--- WHAT TO WORK ON ---
Extract every line that contains the word "Приморского".

--- MATERIAL SUPPLIED ---
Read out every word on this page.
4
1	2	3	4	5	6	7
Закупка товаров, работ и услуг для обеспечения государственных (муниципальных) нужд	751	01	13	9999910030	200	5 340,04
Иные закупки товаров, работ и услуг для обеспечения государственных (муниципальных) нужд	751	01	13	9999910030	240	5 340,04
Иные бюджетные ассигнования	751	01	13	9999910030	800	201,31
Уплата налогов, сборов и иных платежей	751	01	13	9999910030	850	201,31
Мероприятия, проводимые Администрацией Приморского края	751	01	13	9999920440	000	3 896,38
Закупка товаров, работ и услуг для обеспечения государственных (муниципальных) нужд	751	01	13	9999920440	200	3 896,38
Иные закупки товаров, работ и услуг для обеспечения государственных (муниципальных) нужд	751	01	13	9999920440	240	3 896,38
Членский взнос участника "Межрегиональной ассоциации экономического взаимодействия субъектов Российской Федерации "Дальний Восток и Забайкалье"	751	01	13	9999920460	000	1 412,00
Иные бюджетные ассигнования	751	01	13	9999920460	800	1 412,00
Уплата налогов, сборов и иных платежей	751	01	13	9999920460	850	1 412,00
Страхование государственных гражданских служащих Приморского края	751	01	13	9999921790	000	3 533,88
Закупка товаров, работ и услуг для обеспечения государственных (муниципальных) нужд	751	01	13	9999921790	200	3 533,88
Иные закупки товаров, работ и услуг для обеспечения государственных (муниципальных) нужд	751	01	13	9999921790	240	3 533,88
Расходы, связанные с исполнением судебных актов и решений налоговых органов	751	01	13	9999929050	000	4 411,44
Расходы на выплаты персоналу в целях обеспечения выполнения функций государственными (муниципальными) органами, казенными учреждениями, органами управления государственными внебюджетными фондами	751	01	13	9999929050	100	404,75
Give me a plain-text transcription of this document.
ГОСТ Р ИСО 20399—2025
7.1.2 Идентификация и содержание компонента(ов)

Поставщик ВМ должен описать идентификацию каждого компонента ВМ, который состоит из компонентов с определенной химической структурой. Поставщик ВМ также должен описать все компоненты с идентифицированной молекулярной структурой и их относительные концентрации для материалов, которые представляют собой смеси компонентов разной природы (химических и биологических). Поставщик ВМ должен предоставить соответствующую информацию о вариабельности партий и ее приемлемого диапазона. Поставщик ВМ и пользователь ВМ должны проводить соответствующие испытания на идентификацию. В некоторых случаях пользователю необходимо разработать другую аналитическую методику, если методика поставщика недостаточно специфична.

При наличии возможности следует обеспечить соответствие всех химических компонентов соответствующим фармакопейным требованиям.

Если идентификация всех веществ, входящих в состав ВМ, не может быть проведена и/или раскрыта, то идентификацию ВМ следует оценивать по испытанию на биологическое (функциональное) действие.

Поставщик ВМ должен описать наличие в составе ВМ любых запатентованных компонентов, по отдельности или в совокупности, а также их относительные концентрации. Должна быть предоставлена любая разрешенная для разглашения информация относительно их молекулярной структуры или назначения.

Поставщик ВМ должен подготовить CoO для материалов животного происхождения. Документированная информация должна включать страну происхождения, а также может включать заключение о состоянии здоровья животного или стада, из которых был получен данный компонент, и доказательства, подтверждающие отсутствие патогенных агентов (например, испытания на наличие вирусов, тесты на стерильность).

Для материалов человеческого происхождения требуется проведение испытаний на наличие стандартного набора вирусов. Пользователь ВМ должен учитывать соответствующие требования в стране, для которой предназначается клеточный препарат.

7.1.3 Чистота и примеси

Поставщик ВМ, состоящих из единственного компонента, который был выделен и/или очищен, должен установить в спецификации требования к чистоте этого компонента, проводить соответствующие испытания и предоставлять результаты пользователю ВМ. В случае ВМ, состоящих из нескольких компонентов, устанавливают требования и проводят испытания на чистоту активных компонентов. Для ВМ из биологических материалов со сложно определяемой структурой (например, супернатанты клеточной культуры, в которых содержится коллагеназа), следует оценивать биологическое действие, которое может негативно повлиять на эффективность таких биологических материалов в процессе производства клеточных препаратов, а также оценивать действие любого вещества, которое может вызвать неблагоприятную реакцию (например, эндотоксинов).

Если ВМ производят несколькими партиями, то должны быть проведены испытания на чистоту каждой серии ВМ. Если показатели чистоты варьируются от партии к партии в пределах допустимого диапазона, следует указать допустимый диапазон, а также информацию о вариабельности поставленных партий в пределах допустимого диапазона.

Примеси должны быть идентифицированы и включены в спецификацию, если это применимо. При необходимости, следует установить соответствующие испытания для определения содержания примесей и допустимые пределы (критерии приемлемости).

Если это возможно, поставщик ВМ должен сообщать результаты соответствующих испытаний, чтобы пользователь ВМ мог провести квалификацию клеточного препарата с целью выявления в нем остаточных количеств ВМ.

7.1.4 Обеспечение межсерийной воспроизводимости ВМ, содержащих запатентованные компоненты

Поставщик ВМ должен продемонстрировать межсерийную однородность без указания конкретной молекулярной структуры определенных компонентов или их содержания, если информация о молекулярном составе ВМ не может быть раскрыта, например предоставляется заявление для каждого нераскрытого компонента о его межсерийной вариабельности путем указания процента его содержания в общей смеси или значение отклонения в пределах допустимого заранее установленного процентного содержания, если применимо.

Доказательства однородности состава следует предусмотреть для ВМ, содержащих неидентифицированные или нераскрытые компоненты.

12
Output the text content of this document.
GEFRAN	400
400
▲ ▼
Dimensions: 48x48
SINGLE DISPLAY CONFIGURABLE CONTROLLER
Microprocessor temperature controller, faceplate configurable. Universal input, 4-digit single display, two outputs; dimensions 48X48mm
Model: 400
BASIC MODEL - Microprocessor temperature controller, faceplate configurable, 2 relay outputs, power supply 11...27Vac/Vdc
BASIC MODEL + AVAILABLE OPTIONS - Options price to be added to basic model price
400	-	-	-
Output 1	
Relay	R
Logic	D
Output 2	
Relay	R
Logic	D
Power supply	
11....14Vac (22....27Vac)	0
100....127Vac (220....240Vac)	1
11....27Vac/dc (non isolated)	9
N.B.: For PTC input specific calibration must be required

--- SOLUTION TO THIS PROBLEM ---
Мероприятия, проводимые Администрацией Приморского края	751	01	13	9999920440	000	3 896,38
Страхование государственных гражданских служащих Приморского края	751	01	13	9999921790	000	3 533,88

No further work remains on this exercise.